Dataset items —
-------
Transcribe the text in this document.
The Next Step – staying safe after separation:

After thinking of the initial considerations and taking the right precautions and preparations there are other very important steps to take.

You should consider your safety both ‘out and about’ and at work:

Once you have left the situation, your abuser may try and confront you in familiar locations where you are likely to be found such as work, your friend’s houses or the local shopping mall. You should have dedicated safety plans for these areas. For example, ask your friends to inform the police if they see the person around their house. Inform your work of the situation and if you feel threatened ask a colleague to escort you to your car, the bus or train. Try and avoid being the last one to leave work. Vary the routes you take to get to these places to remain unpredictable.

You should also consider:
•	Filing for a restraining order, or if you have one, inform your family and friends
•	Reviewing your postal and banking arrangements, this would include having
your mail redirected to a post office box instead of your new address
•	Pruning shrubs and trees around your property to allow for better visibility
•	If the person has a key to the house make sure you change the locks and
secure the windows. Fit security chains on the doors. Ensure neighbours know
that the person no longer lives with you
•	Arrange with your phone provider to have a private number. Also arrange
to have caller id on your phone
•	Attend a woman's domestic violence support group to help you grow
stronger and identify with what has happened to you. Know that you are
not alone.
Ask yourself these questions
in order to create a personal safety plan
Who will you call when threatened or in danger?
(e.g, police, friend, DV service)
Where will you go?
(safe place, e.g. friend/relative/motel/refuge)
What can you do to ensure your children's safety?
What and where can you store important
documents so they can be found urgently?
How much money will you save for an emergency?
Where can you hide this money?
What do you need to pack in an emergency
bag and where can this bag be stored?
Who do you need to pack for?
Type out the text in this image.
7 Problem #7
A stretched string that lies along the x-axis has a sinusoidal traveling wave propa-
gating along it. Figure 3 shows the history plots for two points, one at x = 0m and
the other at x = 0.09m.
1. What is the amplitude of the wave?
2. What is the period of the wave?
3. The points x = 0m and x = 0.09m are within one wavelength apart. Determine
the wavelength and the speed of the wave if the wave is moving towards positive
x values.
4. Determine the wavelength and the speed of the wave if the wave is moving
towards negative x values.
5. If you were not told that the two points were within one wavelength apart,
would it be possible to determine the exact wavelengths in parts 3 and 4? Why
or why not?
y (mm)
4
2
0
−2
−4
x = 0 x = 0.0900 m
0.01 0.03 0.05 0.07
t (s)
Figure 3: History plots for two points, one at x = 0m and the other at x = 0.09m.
-------
WHAT TO PRODUCE — Repeat the material in full, exactly as it stands.

THE REPLY —
Transcribe the text in this document.
The Next Step – staying safe after separation:

After thinking of the initial considerations and taking the right precautions and preparations there are other very important steps to take.

You should consider your safety both ‘out and about’ and at work:

Once you have left the situation, your abuser may try and confront you in familiar locations where you are likely to be found such as work, your friend’s houses or the local shopping mall. You should have dedicated safety plans for these areas. For example, ask your friends to inform the police if they see the person around their house. Inform your work of the situation and if you feel threatened ask a colleague to escort you to your car, the bus or train. Try and avoid being the last one to leave work. Vary the routes you take to get to these places to remain unpredictable.

You should also consider:
•	Filing for a restraining order, or if you have one, inform your family and friends
•	Reviewing your postal and banking arrangements, this would include having
your mail redirected to a post office box instead of your new address
•	Pruning shrubs and trees around your property to allow for better visibility
•	If the person has a key to the house make sure you change the locks and
secure the windows. Fit security chains on the doors. Ensure neighbours know
that the person no longer lives with you
•	Arrange with your phone provider to have a private number. Also arrange
to have caller id on your phone
•	Attend a woman's domestic violence support group to help you grow
stronger and identify with what has happened to you. Know that you are
not alone.
Ask yourself these questions
in order to create a personal safety plan
Who will you call when threatened or in danger?
(e.g, police, friend, DV service)
Where will you go?
(safe place, e.g. friend/relative/motel/refuge)
What can you do to ensure your children's safety?
What and where can you store important
documents so they can be found urgently?
How much money will you save for an emergency?
Where can you hide this money?
What do you need to pack in an emergency
bag and where can this bag be stored?
Who do you need to pack for?
Type out the text in this image.
7 Problem #7
A stretched string that lies along the x-axis has a sinusoidal traveling wave propa-
gating along it. Figure 3 shows the history plots for two points, one at x = 0m and
the other at x = 0.09m.
1. What is the amplitude of the wave?
2. What is the period of the wave?
3. The points x = 0m and x = 0.09m are within one wavelength apart. Determine
the wavelength and the speed of the wave if the wave is moving towards positive
x values.
4. Determine the wavelength and the speed of the wave if the wave is moving
towards negative x values.
5. If you were not told that the two points were within one wavelength apart,
would it be possible to determine the exact wavelengths in parts 3 and 4? Why
or why not?
y (mm)
4
2
0
−2
−4
x = 0 x = 0.0900 m
0.01 0.03 0.05 0.07
t (s)
Figure 3: History plots for two points, one at x = 0m and the other at x = 0.09m.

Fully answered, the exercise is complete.